DOCUMENT PASSAGE →
+ + +

Navigating the filesystem
Knowing how to navigate the Linux filesystem quickly and find what you are looking for is a skill that pays off in nearly every situation: investigating a configuration file that changed unexpectedly, finding large files filling up a disk, searching a codebase for a string, or collecting logs before an incident review. This page covers the primary tools for filesystem navigation and search, along with practical patterns for gathering system information.
Listing files with ls
ls changes its output format depending on its destination. When stdout goes to a terminal, it formats output in multiple columns for human readability. When stdout is redirected (into a pipe or a file), it switches to one filename per line:
ls /bin # formatted, multi-column output on a terminal
ls /bin | cat # one filename per line in a pipeline
ls -1 # force single-column output regardless of destination
ls -C # force multi-column output regardless of destination
This difference matters when counting or processing filenames in a pipeline:
ls # shows 4 files on one line
ls | wc -l # counts 4 lines in the pipeline
ls -C | wc -l # counts 1 line (forced single-line output)
Navigating with CDPATH
CDPATH holds a list of directories that bash searches when you run cd. It works like PATH, but for directory navigation rather than executable lookup. When you change to a directory that matches a CDPATH entry, bash prints the absolute path to confirm where it landed.

+ + +

DATA →
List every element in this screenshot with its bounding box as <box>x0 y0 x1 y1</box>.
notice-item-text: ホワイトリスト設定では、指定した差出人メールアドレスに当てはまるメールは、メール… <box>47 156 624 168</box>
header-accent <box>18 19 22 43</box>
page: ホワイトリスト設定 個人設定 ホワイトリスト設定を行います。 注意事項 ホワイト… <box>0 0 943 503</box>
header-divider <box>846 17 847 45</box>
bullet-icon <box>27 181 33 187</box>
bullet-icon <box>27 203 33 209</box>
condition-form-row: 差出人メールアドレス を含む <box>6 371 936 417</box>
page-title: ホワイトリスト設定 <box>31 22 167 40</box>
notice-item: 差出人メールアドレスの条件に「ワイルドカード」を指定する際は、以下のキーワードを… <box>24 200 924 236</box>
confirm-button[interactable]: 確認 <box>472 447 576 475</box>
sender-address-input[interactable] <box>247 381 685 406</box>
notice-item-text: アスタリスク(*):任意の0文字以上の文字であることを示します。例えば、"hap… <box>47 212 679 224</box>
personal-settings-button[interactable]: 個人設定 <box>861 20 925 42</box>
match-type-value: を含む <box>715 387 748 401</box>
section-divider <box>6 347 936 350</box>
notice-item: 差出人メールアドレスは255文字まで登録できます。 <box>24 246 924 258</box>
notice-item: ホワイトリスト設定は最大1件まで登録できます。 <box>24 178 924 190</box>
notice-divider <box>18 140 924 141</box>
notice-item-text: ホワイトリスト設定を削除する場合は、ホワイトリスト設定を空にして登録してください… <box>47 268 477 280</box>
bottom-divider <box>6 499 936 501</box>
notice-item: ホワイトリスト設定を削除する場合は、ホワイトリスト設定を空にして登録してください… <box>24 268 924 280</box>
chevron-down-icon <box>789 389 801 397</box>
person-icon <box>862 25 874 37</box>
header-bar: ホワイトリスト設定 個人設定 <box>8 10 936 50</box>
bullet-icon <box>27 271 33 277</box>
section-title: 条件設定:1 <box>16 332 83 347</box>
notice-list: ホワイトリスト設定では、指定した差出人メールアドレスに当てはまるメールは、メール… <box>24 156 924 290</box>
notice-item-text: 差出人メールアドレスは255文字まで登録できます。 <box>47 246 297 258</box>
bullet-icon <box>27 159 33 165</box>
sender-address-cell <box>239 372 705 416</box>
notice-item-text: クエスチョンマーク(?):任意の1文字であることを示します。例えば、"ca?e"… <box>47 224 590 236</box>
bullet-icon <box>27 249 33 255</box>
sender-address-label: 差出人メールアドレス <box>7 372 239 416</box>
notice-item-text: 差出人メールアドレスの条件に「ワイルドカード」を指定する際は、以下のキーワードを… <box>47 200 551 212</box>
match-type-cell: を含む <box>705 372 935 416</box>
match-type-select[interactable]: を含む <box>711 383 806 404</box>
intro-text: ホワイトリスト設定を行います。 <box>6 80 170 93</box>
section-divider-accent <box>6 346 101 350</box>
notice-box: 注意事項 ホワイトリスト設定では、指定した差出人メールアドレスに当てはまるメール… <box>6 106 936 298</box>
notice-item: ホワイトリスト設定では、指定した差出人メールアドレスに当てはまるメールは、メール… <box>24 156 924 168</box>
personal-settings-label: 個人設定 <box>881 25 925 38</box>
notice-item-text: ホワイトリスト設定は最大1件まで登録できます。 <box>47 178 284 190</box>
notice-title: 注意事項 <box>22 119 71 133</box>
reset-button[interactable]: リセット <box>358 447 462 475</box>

+ + +

THINGS TO DO →
(a) In the filesystem navigation page, what does ls switch to when its output is sent into a pipe or a file?
(b) Carry on the filesystem navigation page from where it stops.
The listing has no connection to the filesystem navigation page.

ANSWERS TO THE PROBLEMS →
(a) It switches to printing one filename per line.

(b)
Define CDPATH in your .bashrc to make it permanent:
CDPATH=$HOME:$HOME/projects:..
After this definition, cd api resolves to $HOME/projects/api from anywhere on the filesystem. Adding .. to CDPATH lets you change to sibling directories without typing ../sibling. For example, if you are in /home/user/projects/frontend, running cd backend changes to /home/user/projects/backend directly.
CDPATH works best when your directory names are unique. Duplicate names across directories can cause cd to resolve to the wrong location.
You can generate CDPATH automatically from your home directory structure by adding this to .bashrc:
CDPATH=$HOME$(cd && ls -d */ | sed -e 's@^@:$HOME/@g' -e 's@/$@@' | tr '\n' ':')..
Finding files with find
find searches a directory tree recursively and prints matching file paths. It is the primary tool for locating files by name, type, size, owner, or modification time.
find /path -options
Searching by name
Search for a file by name pattern:
find /etc -name "*.conf" # all .conf files in /etc
find /home -name "*.txt" # all text files under /home
find /home -name ".*" # hidden files (dotfiles)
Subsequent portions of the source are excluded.